▶ _What is being asked_: Copy all of the material exactly. Pictures are not to appear in the copy.

▶ _The input_:
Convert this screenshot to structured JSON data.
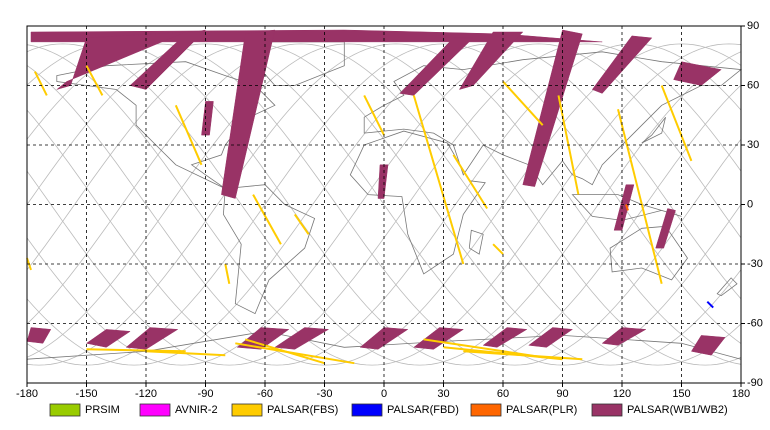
{
  "chart_data": {
    "type": "map",
    "xlim": [
      -180,
      180
    ],
    "xticks": [
      -180,
      -150,
      -120,
      -90,
      -60,
      -30,
      0,
      30,
      60,
      90,
      120,
      150,
      180
    ],
    "ylim": [
      -90,
      90
    ],
    "yticks": [
      -90,
      -60,
      -30,
      0,
      30,
      60,
      90
    ],
    "grid": true,
    "legend": [
      {
        "name": "PRSIM",
        "color": "#99cc00"
      },
      {
        "name": "AVNIR-2",
        "color": "#ff00ff"
      },
      {
        "name": "PALSAR(FBS)",
        "color": "#ffcc00"
      },
      {
        "name": "PALSAR(FBD)",
        "color": "#0000ff"
      },
      {
        "name": "PALSAR(PLR)",
        "color": "#ff6600"
      },
      {
        "name": "PALSAR(WB1/WB2)",
        "color": "#993366"
      }
    ]
  }
}
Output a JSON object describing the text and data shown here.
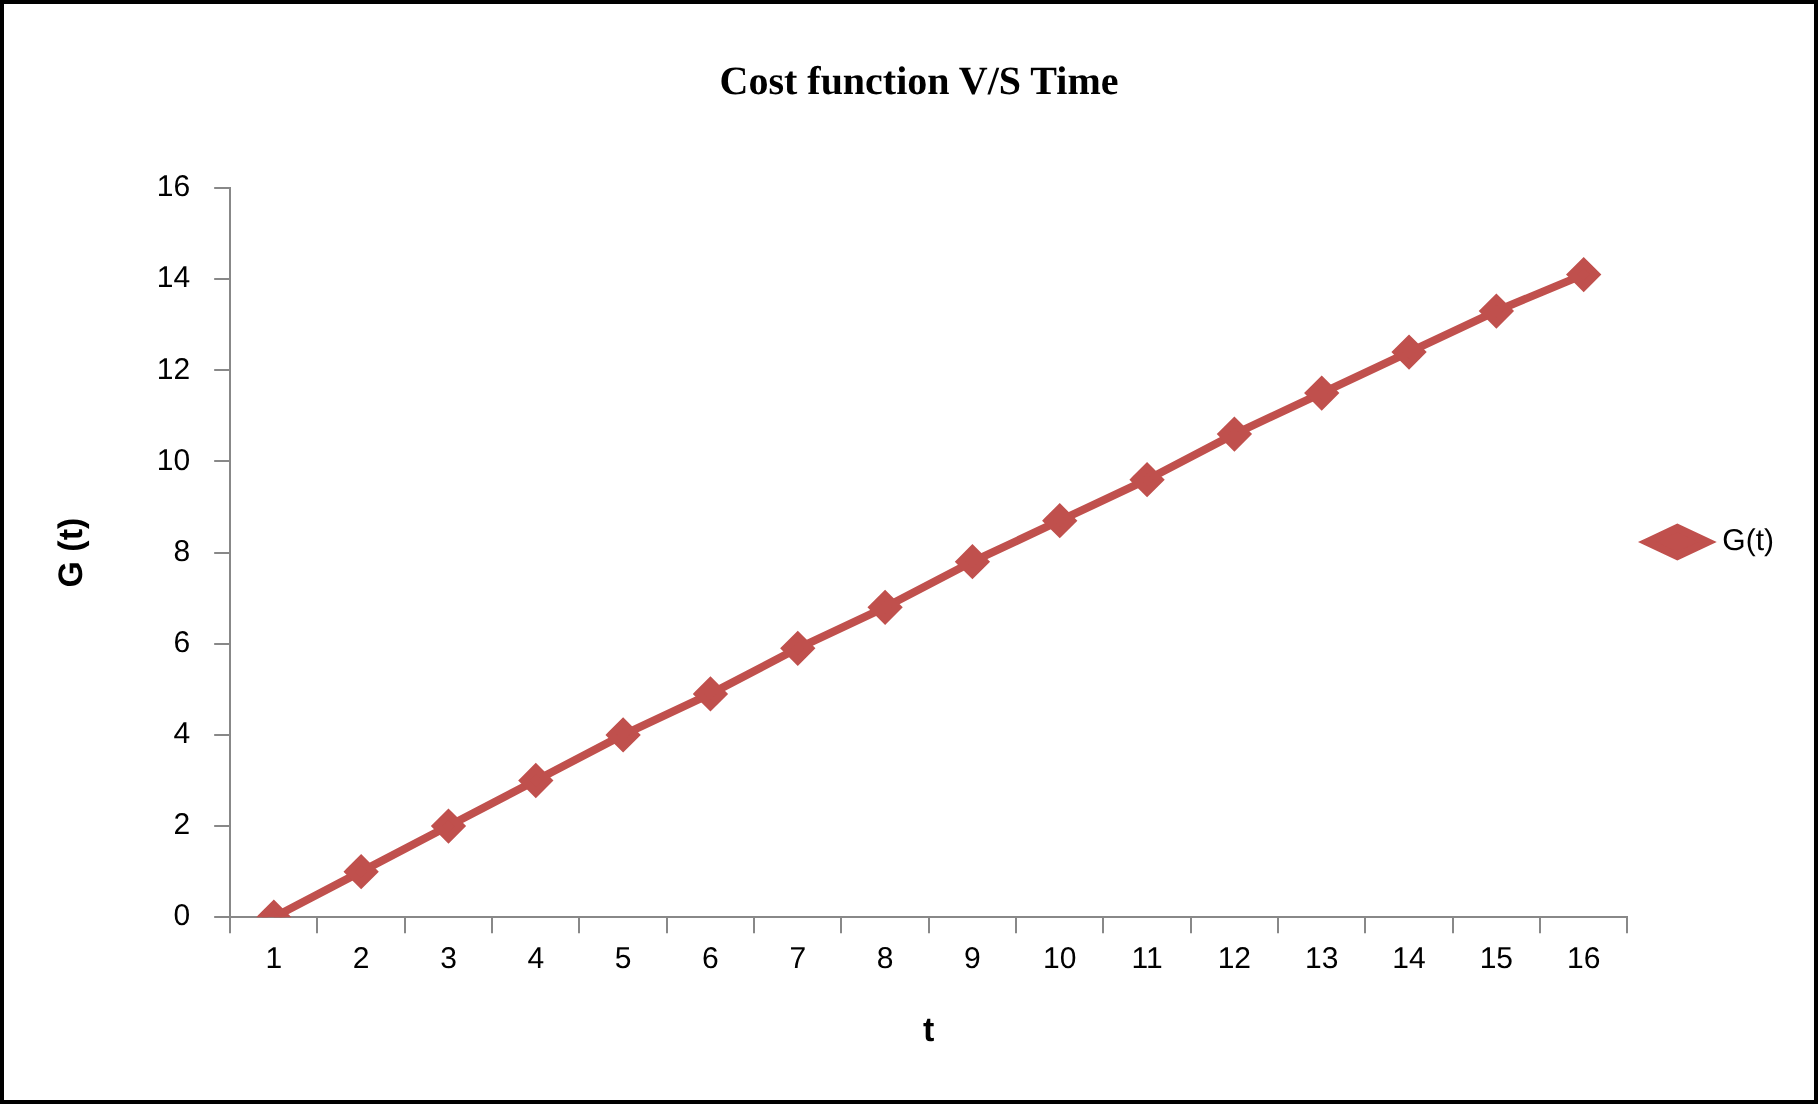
{
  "chart_data": {
    "type": "line",
    "title": "Cost function V/S Time",
    "xlabel": "t",
    "ylabel": "G (t)",
    "categories": [
      "1",
      "2",
      "3",
      "4",
      "5",
      "6",
      "7",
      "8",
      "9",
      "10",
      "11",
      "12",
      "13",
      "14",
      "15",
      "16"
    ],
    "series": [
      {
        "name": "G(t)",
        "color": "#c0504d",
        "values": [
          0,
          1.0,
          2.0,
          3.0,
          4.0,
          4.9,
          5.9,
          6.8,
          7.8,
          8.7,
          9.6,
          10.6,
          11.5,
          12.4,
          13.3,
          14.1
        ]
      }
    ],
    "ylim": [
      0,
      16
    ],
    "yticks": [
      0,
      2,
      4,
      6,
      8,
      10,
      12,
      14,
      16
    ],
    "grid": false,
    "legend": "right",
    "marker": "diamond",
    "line_style": "solid"
  }
}
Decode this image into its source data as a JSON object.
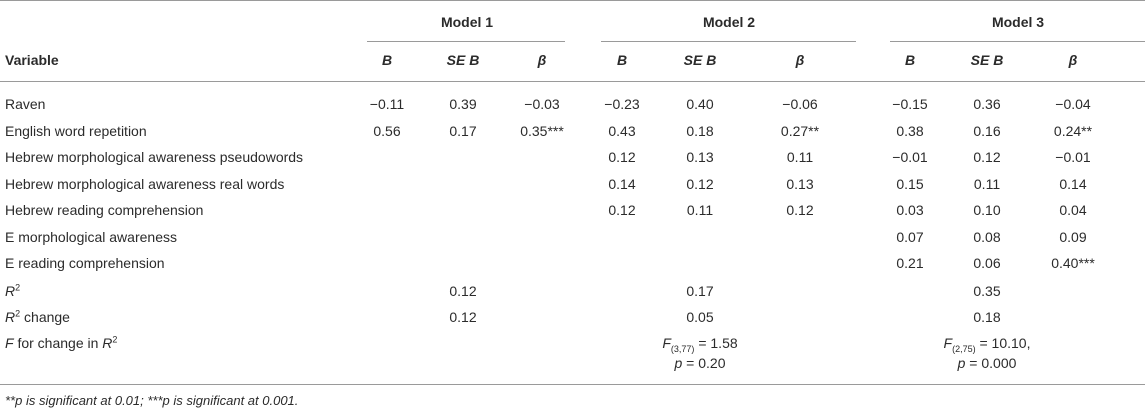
{
  "models": [
    "Model 1",
    "Model 2",
    "Model 3"
  ],
  "header": {
    "variable": "Variable",
    "b": "B",
    "seb": "SE B",
    "beta": "β"
  },
  "rows": [
    {
      "label": "Raven",
      "v": [
        "−0.11",
        "0.39",
        "−0.03",
        "−0.23",
        "0.40",
        "−0.06",
        "−0.15",
        "0.36",
        "−0.04"
      ]
    },
    {
      "label": "English word repetition",
      "v": [
        "0.56",
        "0.17",
        "0.35***",
        "0.43",
        "0.18",
        "0.27**",
        "0.38",
        "0.16",
        "0.24**"
      ]
    },
    {
      "label": "Hebrew morphological awareness pseudowords",
      "v": [
        "",
        "",
        "",
        "0.12",
        "0.13",
        "0.11",
        "−0.01",
        "0.12",
        "−0.01"
      ]
    },
    {
      "label": "Hebrew morphological awareness real words",
      "v": [
        "",
        "",
        "",
        "0.14",
        "0.12",
        "0.13",
        "0.15",
        "0.11",
        "0.14"
      ]
    },
    {
      "label": "Hebrew reading comprehension",
      "v": [
        "",
        "",
        "",
        "0.12",
        "0.11",
        "0.12",
        "0.03",
        "0.10",
        "0.04"
      ]
    },
    {
      "label": "E morphological awareness",
      "v": [
        "",
        "",
        "",
        "",
        "",
        "",
        "0.07",
        "0.08",
        "0.09"
      ]
    },
    {
      "label": "E reading comprehension",
      "v": [
        "",
        "",
        "",
        "",
        "",
        "",
        "0.21",
        "0.06",
        "0.40***"
      ]
    }
  ],
  "r2": {
    "label_base": "R",
    "label_sup": "2",
    "values": [
      "0.12",
      "0.17",
      "0.35"
    ]
  },
  "r2change": {
    "label_base": "R",
    "label_sup": "2",
    "label_rest": " change",
    "values": [
      "0.12",
      "0.05",
      "0.18"
    ]
  },
  "fchange": {
    "label_f": "F",
    "label_mid": " for change in ",
    "label_r": "R",
    "label_sup": "2",
    "m2": {
      "f": "F",
      "sub": "(3,77)",
      "eq": " = 1.58",
      "p": "p",
      "peq": " = 0.20"
    },
    "m3": {
      "f": "F",
      "sub": "(2,75)",
      "eq": " = 10.10,",
      "p": "p",
      "peq": " = 0.000"
    }
  },
  "footnote": "**p is significant at 0.01; ***p is significant at 0.001."
}
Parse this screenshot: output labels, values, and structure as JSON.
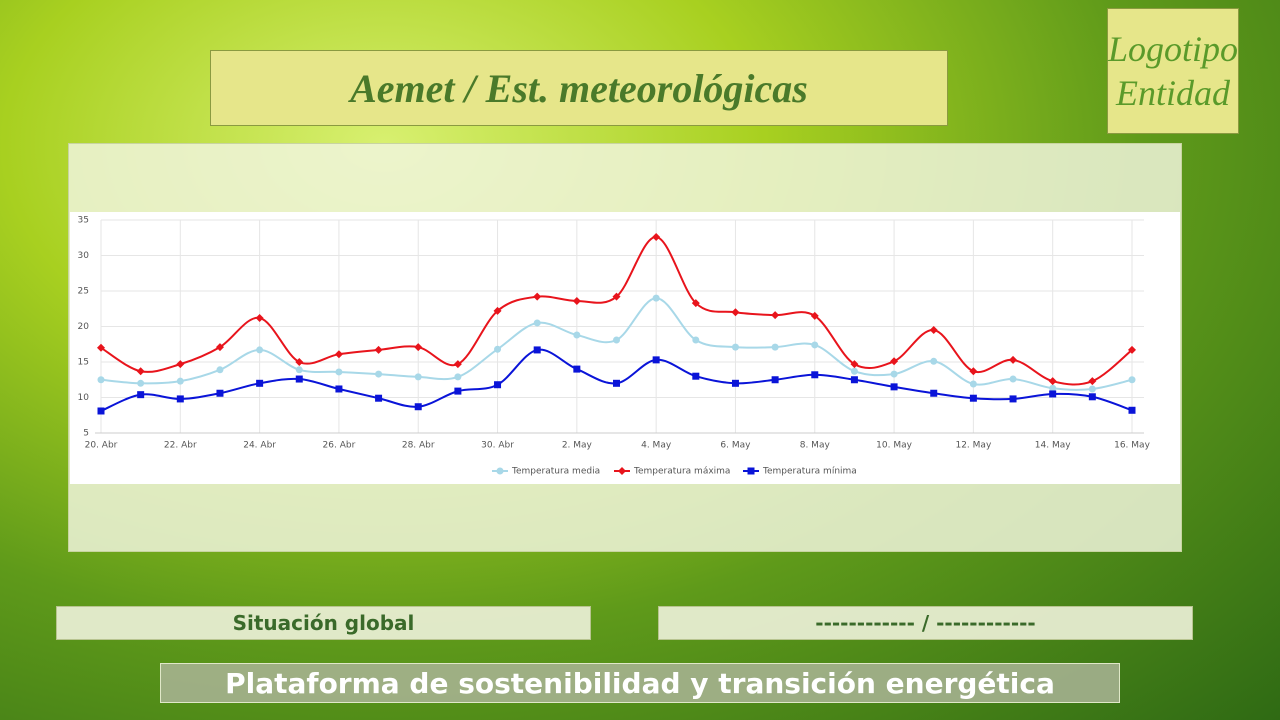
{
  "header": {
    "title": "Aemet / Est. meteorológicas",
    "logo": [
      "Logotipo",
      "Entidad"
    ]
  },
  "chart_data": {
    "type": "line",
    "categories": [
      "20. Abr",
      null,
      "22. Abr",
      null,
      "24. Abr",
      null,
      "26. Abr",
      null,
      "28. Abr",
      null,
      "30. Abr",
      null,
      "2. May",
      null,
      "4. May",
      null,
      "6. May",
      null,
      "8. May",
      null,
      "10. May",
      null,
      "12. May",
      null,
      "14. May",
      null,
      "16. May"
    ],
    "series": [
      {
        "name": "Temperatura media",
        "color": "#a8d8e8",
        "marker": "circle",
        "values": [
          12.5,
          12,
          12.3,
          13.9,
          16.7,
          13.9,
          13.6,
          13.3,
          12.9,
          12.9,
          16.8,
          20.5,
          18.8,
          18.1,
          24,
          18.1,
          17.1,
          17.1,
          17.4,
          13.7,
          13.3,
          15.1,
          11.9,
          12.6,
          11.3,
          11.2,
          12.5
        ]
      },
      {
        "name": "Temperatura máxima",
        "color": "#e8141c",
        "marker": "diamond",
        "values": [
          17,
          13.7,
          14.7,
          17.1,
          21.2,
          15,
          16.1,
          16.7,
          17.1,
          14.7,
          22.2,
          24.2,
          23.6,
          24.2,
          32.6,
          23.3,
          22,
          21.6,
          21.5,
          14.7,
          15.1,
          19.5,
          13.7,
          15.3,
          12.3,
          12.3,
          16.7
        ]
      },
      {
        "name": "Temperatura mínima",
        "color": "#0a14d8",
        "marker": "square",
        "values": [
          8.1,
          10.4,
          9.8,
          10.6,
          12,
          12.6,
          11.2,
          9.9,
          8.7,
          10.9,
          11.8,
          16.7,
          14,
          12,
          15.3,
          13,
          12,
          12.5,
          13.2,
          12.5,
          11.5,
          10.6,
          9.9,
          9.8,
          10.5,
          10.1,
          8.2
        ]
      }
    ],
    "ylim": [
      5,
      35
    ],
    "yticks": [
      5,
      10,
      15,
      20,
      25,
      30,
      35
    ],
    "grid": true,
    "legend": "bottom"
  },
  "footer": {
    "status_label": "Situación global",
    "status_value": "------------ / ------------",
    "banner": "Plataforma de sostenibilidad y transición energética"
  }
}
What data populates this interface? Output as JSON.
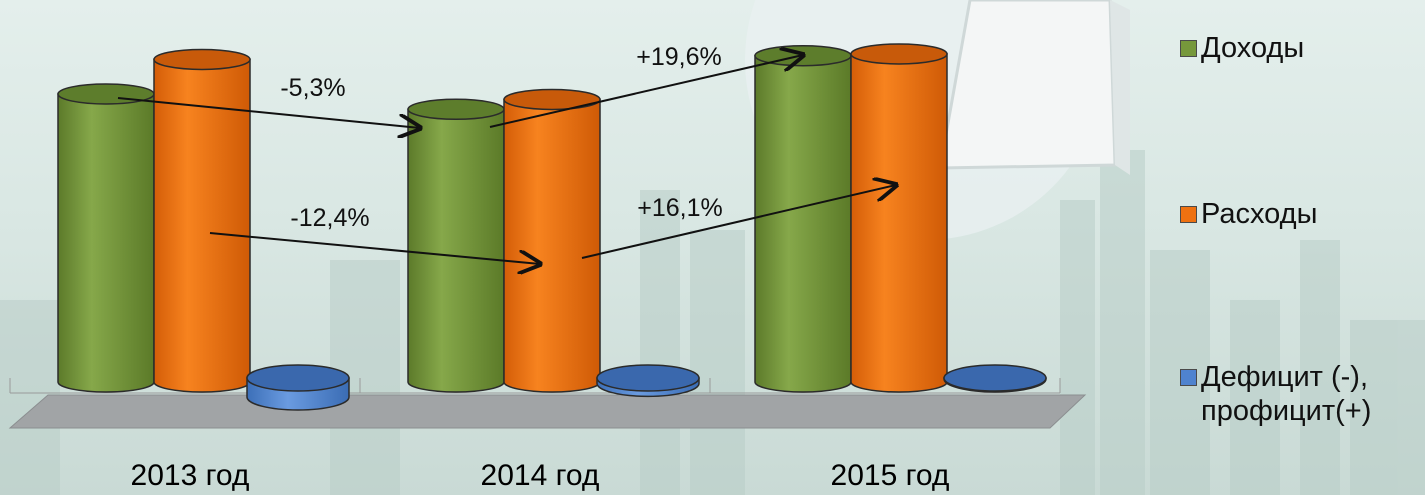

▶ _Written solution_:
Convert this screenshot to structured JSON data.
{
  "chart_data": {
    "type": "map",
    "xlim": [
      -180,
      180
    ],
    "xticks": [
      -180,
      -150,
      -120,
      -90,
      -60,
      -30,
      0,
      30,
      60,
      90,
      120,
      150,
      180
    ],
    "ylim": [
      -90,
      90
    ],
    "yticks": [
      -90,
      -60,
      -30,
      0,
      30,
      60,
      90
    ],
    "grid": true,
    "legend": [
      {
        "name": "PRSIM",
        "color": "#99cc00"
      },
      {
        "name": "AVNIR-2",
        "color": "#ff00ff"
      },
      {
        "name": "PALSAR(FBS)",
        "color": "#ffcc00"
      },
      {
        "name": "PALSAR(FBD)",
        "color": "#0000ff"
      },
      {
        "name": "PALSAR(PLR)",
        "color": "#ff6600"
      },
      {
        "name": "PALSAR(WB1/WB2)",
        "color": "#993366"
      }
    ]
  }
}
Output a JSON object describing the text and data shown here.
{
  "chart_data": {
    "type": "line",
    "title": "Cost function V/S Time",
    "xlabel": "t",
    "ylabel": "G (t)",
    "categories": [
      "1",
      "2",
      "3",
      "4",
      "5",
      "6",
      "7",
      "8",
      "9",
      "10",
      "11",
      "12",
      "13",
      "14",
      "15",
      "16"
    ],
    "series": [
      {
        "name": "G(t)",
        "color": "#c0504d",
        "values": [
          0,
          1.0,
          2.0,
          3.0,
          4.0,
          4.9,
          5.9,
          6.8,
          7.8,
          8.7,
          9.6,
          10.6,
          11.5,
          12.4,
          13.3,
          14.1
        ]
      }
    ],
    "ylim": [
      0,
      16
    ],
    "yticks": [
      0,
      2,
      4,
      6,
      8,
      10,
      12,
      14,
      16
    ],
    "grid": false,
    "legend": "right",
    "marker": "diamond",
    "line_style": "solid"
  }
}
Decode this image into its source data as a JSON object.
{
  "models": [
    "Model 1",
    "Model 2",
    "Model 3"
  ],
  "header": {
    "variable": "Variable",
    "b": "B",
    "seb": "SE B",
    "beta": "β"
  },
  "rows": [
    {
      "label": "Raven",
      "v": [
        "−0.11",
        "0.39",
        "−0.03",
        "−0.23",
        "0.40",
        "−0.06",
        "−0.15",
        "0.36",
        "−0.04"
      ]
    },
    {
      "label": "English word repetition",
      "v": [
        "0.56",
        "0.17",
        "0.35***",
        "0.43",
        "0.18",
        "0.27**",
        "0.38",
        "0.16",
        "0.24**"
      ]
    },
    {
      "label": "Hebrew morphological awareness pseudowords",
      "v": [
        "",
        "",
        "",
        "0.12",
        "0.13",
        "0.11",
        "−0.01",
        "0.12",
        "−0.01"
      ]
    },
    {
      "label": "Hebrew morphological awareness real words",
      "v": [
        "",
        "",
        "",
        "0.14",
        "0.12",
        "0.13",
        "0.15",
        "0.11",
        "0.14"
      ]
    },
    {
      "label": "Hebrew reading comprehension",
      "v": [
        "",
        "",
        "",
        "0.12",
        "0.11",
        "0.12",
        "0.03",
        "0.10",
        "0.04"
      ]
    },
    {
      "label": "E morphological awareness",
      "v": [
        "",
        "",
        "",
        "",
        "",
        "",
        "0.07",
        "0.08",
        "0.09"
      ]
    },
    {
      "label": "E reading comprehension",
      "v": [
        "",
        "",
        "",
        "",
        "",
        "",
        "0.21",
        "0.06",
        "0.40***"
      ]
    }
  ],
  "r2": {
    "label_base": "R",
    "label_sup": "2",
    "values": [
      "0.12",
      "0.17",
      "0.35"
    ]
  },
  "r2change": {
    "label_base": "R",
    "label_sup": "2",
    "label_rest": " change",
    "values": [
      "0.12",
      "0.05",
      "0.18"
    ]
  },
  "fchange": {
    "label_f": "F",
    "label_mid": " for change in ",
    "label_r": "R",
    "label_sup": "2",
    "m2": {
      "f": "F",
      "sub": "(3,77)",
      "eq": " = 1.58",
      "p": "p",
      "peq": " = 0.20"
    },
    "m3": {
      "f": "F",
      "sub": "(2,75)",
      "eq": " = 10.10,",
      "p": "p",
      "peq": " = 0.000"
    }
  },
  "footnote": "**p is significant at 0.01; ***p is significant at 0.001."
}
Parse this screenshot: output labels, values, and structure as JSON.
{
  "header": {
    "title": "Aemet / Est. meteorológicas",
    "logo": [
      "Logotipo",
      "Entidad"
    ]
  },
  "chart_data": {
    "type": "line",
    "categories": [
      "20. Abr",
      null,
      "22. Abr",
      null,
      "24. Abr",
      null,
      "26. Abr",
      null,
      "28. Abr",
      null,
      "30. Abr",
      null,
      "2. May",
      null,
      "4. May",
      null,
      "6. May",
      null,
      "8. May",
      null,
      "10. May",
      null,
      "12. May",
      null,
      "14. May",
      null,
      "16. May"
    ],
    "series": [
      {
        "name": "Temperatura media",
        "color": "#a8d8e8",
        "marker": "circle",
        "values": [
          12.5,
          12,
          12.3,
          13.9,
          16.7,
          13.9,
          13.6,
          13.3,
          12.9,
          12.9,
          16.8,
          20.5,
          18.8,
          18.1,
          24,
          18.1,
          17.1,
          17.1,
          17.4,
          13.7,
          13.3,
          15.1,
          11.9,
          12.6,
          11.3,
          11.2,
          12.5
        ]
      },
      {
        "name": "Temperatura máxima",
        "color": "#e8141c",
        "marker": "diamond",
        "values": [
          17,
          13.7,
          14.7,
          17.1,
          21.2,
          15,
          16.1,
          16.7,
          17.1,
          14.7,
          22.2,
          24.2,
          23.6,
          24.2,
          32.6,
          23.3,
          22,
          21.6,
          21.5,
          14.7,
          15.1,
          19.5,
          13.7,
          15.3,
          12.3,
          12.3,
          16.7
        ]
      },
      {
        "name": "Temperatura mínima",
        "color": "#0a14d8",
        "marker": "square",
        "values": [
          8.1,
          10.4,
          9.8,
          10.6,
          12,
          12.6,
          11.2,
          9.9,
          8.7,
          10.9,
          11.8,
          16.7,
          14,
          12,
          15.3,
          13,
          12,
          12.5,
          13.2,
          12.5,
          11.5,
          10.6,
          9.9,
          9.8,
          10.5,
          10.1,
          8.2
        ]
      }
    ],
    "ylim": [
      5,
      35
    ],
    "yticks": [
      5,
      10,
      15,
      20,
      25,
      30,
      35
    ],
    "grid": true,
    "legend": "bottom"
  },
  "footer": {
    "status_label": "Situación global",
    "status_value": "------------ / ------------",
    "banner": "Plataforma de sostenibilidad y transición energética"
  }
}
What data populates this interface? Output as JSON.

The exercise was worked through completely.